## Begin RECORD SET
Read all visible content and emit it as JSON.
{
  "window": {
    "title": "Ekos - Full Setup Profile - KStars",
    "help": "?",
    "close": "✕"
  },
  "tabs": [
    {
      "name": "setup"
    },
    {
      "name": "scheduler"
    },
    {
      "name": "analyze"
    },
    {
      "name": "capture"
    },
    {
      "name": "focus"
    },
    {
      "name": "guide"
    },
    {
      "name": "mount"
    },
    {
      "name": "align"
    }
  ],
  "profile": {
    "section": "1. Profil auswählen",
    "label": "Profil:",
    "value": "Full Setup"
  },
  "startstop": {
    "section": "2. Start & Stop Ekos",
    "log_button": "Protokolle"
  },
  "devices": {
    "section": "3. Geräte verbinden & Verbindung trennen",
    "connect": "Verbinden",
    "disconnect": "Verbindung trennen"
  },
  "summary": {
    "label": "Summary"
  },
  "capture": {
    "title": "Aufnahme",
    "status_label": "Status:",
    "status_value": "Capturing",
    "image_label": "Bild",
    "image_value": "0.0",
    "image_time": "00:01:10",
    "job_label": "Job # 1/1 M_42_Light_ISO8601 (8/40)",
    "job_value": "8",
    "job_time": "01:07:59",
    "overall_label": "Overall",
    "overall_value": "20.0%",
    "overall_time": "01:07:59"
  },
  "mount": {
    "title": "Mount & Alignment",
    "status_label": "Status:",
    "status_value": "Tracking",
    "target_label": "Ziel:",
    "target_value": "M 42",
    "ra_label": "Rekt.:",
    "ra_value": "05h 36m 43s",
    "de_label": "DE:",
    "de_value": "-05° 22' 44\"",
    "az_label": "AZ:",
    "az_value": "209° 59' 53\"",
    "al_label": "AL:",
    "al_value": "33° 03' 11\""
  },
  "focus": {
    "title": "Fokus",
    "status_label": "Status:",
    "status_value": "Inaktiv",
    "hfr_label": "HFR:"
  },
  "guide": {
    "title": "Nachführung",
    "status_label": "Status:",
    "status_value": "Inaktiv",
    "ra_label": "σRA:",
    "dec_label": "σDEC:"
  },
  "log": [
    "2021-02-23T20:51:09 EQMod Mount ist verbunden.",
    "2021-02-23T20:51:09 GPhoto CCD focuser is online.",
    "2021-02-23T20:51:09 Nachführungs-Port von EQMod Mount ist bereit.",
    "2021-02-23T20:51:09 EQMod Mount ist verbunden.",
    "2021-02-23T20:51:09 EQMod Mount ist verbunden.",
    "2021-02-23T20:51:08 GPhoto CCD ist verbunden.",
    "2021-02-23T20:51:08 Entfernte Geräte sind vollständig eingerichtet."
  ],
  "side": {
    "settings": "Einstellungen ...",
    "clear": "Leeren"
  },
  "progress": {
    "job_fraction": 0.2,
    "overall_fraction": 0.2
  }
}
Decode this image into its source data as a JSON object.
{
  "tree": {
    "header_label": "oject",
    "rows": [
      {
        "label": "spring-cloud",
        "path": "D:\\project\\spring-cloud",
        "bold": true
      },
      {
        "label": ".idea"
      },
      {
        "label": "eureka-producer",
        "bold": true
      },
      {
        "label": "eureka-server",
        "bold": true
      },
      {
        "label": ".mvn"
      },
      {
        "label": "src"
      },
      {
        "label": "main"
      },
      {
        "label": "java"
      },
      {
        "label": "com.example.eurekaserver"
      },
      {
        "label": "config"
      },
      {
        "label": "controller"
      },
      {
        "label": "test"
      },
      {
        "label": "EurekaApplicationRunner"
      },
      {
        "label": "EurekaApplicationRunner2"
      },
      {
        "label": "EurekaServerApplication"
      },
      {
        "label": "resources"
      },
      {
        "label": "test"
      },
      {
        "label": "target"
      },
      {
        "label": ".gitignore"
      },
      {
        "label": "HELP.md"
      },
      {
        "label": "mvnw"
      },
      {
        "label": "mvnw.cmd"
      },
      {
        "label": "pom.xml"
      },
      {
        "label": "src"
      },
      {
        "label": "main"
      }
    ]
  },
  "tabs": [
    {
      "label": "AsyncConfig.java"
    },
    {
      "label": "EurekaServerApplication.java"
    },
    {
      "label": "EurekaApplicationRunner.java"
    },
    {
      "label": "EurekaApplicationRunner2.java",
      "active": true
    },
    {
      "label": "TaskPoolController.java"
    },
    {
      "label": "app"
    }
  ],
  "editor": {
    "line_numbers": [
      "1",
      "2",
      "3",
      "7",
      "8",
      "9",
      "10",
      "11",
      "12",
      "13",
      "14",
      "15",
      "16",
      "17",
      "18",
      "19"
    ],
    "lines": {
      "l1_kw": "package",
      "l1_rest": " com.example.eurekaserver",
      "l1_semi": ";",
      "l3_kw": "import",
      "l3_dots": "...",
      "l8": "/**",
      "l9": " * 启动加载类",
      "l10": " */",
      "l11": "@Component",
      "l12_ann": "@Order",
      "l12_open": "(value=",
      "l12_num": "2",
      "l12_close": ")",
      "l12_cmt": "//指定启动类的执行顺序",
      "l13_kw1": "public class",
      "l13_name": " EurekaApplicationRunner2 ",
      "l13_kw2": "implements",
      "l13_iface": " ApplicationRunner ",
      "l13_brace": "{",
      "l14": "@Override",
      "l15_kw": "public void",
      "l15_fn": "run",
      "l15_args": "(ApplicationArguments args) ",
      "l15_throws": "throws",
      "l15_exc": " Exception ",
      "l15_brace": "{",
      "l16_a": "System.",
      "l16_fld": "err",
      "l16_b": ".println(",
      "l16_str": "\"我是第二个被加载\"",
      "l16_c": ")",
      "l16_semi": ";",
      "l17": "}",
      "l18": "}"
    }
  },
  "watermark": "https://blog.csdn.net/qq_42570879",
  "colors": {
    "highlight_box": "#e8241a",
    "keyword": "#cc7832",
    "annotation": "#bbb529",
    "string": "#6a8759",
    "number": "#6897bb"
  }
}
## End RECORD SET
**REQUEST**. Retype all the records, matching them exactly.

**CORRECT OUTPUT**.
Read all visible content and emit it as JSON.
{
  "window": {
    "title": "Ekos - Full Setup Profile - KStars",
    "help": "?",
    "close": "✕"
  },
  "tabs": [
    {
      "name": "setup"
    },
    {
      "name": "scheduler"
    },
    {
      "name": "analyze"
    },
    {
      "name": "capture"
    },
    {
      "name": "focus"
    },
    {
      "name": "guide"
    },
    {
      "name": "mount"
    },
    {
      "name": "align"
    }
  ],
  "profile": {
    "section": "1. Profil auswählen",
    "label": "Profil:",
    "value": "Full Setup"
  },
  "startstop": {
    "section": "2. Start & Stop Ekos",
    "log_button": "Protokolle"
  },
  "devices": {
    "section": "3. Geräte verbinden & Verbindung trennen",
    "connect": "Verbinden",
    "disconnect": "Verbindung trennen"
  },
  "summary": {
    "label": "Summary"
  },
  "capture": {
    "title": "Aufnahme",
    "status_label": "Status:",
    "status_value": "Capturing",
    "image_label": "Bild",
    "image_value": "0.0",
    "image_time": "00:01:10",
    "job_label": "Job # 1/1 M_42_Light_ISO8601 (8/40)",
    "job_value": "8",
    "job_time": "01:07:59",
    "overall_label": "Overall",
    "overall_value": "20.0%",
    "overall_time": "01:07:59"
  },
  "mount": {
    "title": "Mount & Alignment",
    "status_label": "Status:",
    "status_value": "Tracking",
    "target_label": "Ziel:",
    "target_value": "M 42",
    "ra_label": "Rekt.:",
    "ra_value": "05h 36m 43s",
    "de_label": "DE:",
    "de_value": "-05° 22' 44\"",
    "az_label": "AZ:",
    "az_value": "209° 59' 53\"",
    "al_label": "AL:",
    "al_value": "33° 03' 11\""
  },
  "focus": {
    "title": "Fokus",
    "status_label": "Status:",
    "status_value": "Inaktiv",
    "hfr_label": "HFR:"
  },
  "guide": {
    "title": "Nachführung",
    "status_label": "Status:",
    "status_value": "Inaktiv",
    "ra_label": "σRA:",
    "dec_label": "σDEC:"
  },
  "log": [
    "2021-02-23T20:51:09 EQMod Mount ist verbunden.",
    "2021-02-23T20:51:09 GPhoto CCD focuser is online.",
    "2021-02-23T20:51:09 Nachführungs-Port von EQMod Mount ist bereit.",
    "2021-02-23T20:51:09 EQMod Mount ist verbunden.",
    "2021-02-23T20:51:09 EQMod Mount ist verbunden.",
    "2021-02-23T20:51:08 GPhoto CCD ist verbunden.",
    "2021-02-23T20:51:08 Entfernte Geräte sind vollständig eingerichtet."
  ],
  "side": {
    "settings": "Einstellungen ...",
    "clear": "Leeren"
  },
  "progress": {
    "job_fraction": 0.2,
    "overall_fraction": 0.2
  }
}
Decode this image into its source data as a JSON object.
{
  "tree": {
    "header_label": "oject",
    "rows": [
      {
        "label": "spring-cloud",
        "path": "D:\\project\\spring-cloud",
        "bold": true
      },
      {
        "label": ".idea"
      },
      {
        "label": "eureka-producer",
        "bold": true
      },
      {
        "label": "eureka-server",
        "bold": true
      },
      {
        "label": ".mvn"
      },
      {
        "label": "src"
      },
      {
        "label": "main"
      },
      {
        "label": "java"
      },
      {
        "label": "com.example.eurekaserver"
      },
      {
        "label": "config"
      },
      {
        "label": "controller"
      },
      {
        "label": "test"
      },
      {
        "label": "EurekaApplicationRunner"
      },
      {
        "label": "EurekaApplicationRunner2"
      },
      {
        "label": "EurekaServerApplication"
      },
      {
        "label": "resources"
      },
      {
        "label": "test"
      },
      {
        "label": "target"
      },
      {
        "label": ".gitignore"
      },
      {
        "label": "HELP.md"
      },
      {
        "label": "mvnw"
      },
      {
        "label": "mvnw.cmd"
      },
      {
        "label": "pom.xml"
      },
      {
        "label": "src"
      },
      {
        "label": "main"
      }
    ]
  },
  "tabs": [
    {
      "label": "AsyncConfig.java"
    },
    {
      "label": "EurekaServerApplication.java"
    },
    {
      "label": "EurekaApplicationRunner.java"
    },
    {
      "label": "EurekaApplicationRunner2.java",
      "active": true
    },
    {
      "label": "TaskPoolController.java"
    },
    {
      "label": "app"
    }
  ],
  "editor": {
    "line_numbers": [
      "1",
      "2",
      "3",
      "7",
      "8",
      "9",
      "10",
      "11",
      "12",
      "13",
      "14",
      "15",
      "16",
      "17",
      "18",
      "19"
    ],
    "lines": {
      "l1_kw": "package",
      "l1_rest": " com.example.eurekaserver",
      "l1_semi": ";",
      "l3_kw": "import",
      "l3_dots": "...",
      "l8": "/**",
      "l9": " * 启动加载类",
      "l10": " */",
      "l11": "@Component",
      "l12_ann": "@Order",
      "l12_open": "(value=",
      "l12_num": "2",
      "l12_close": ")",
      "l12_cmt": "//指定启动类的执行顺序",
      "l13_kw1": "public class",
      "l13_name": " EurekaApplicationRunner2 ",
      "l13_kw2": "implements",
      "l13_iface": " ApplicationRunner ",
      "l13_brace": "{",
      "l14": "@Override",
      "l15_kw": "public void",
      "l15_fn": "run",
      "l15_args": "(ApplicationArguments args) ",
      "l15_throws": "throws",
      "l15_exc": " Exception ",
      "l15_brace": "{",
      "l16_a": "System.",
      "l16_fld": "err",
      "l16_b": ".println(",
      "l16_str": "\"我是第二个被加载\"",
      "l16_c": ")",
      "l16_semi": ";",
      "l17": "}",
      "l18": "}"
    }
  },
  "watermark": "https://blog.csdn.net/qq_42570879",
  "colors": {
    "highlight_box": "#e8241a",
    "keyword": "#cc7832",
    "annotation": "#bbb529",
    "string": "#6a8759",
    "number": "#6897bb"
  }
}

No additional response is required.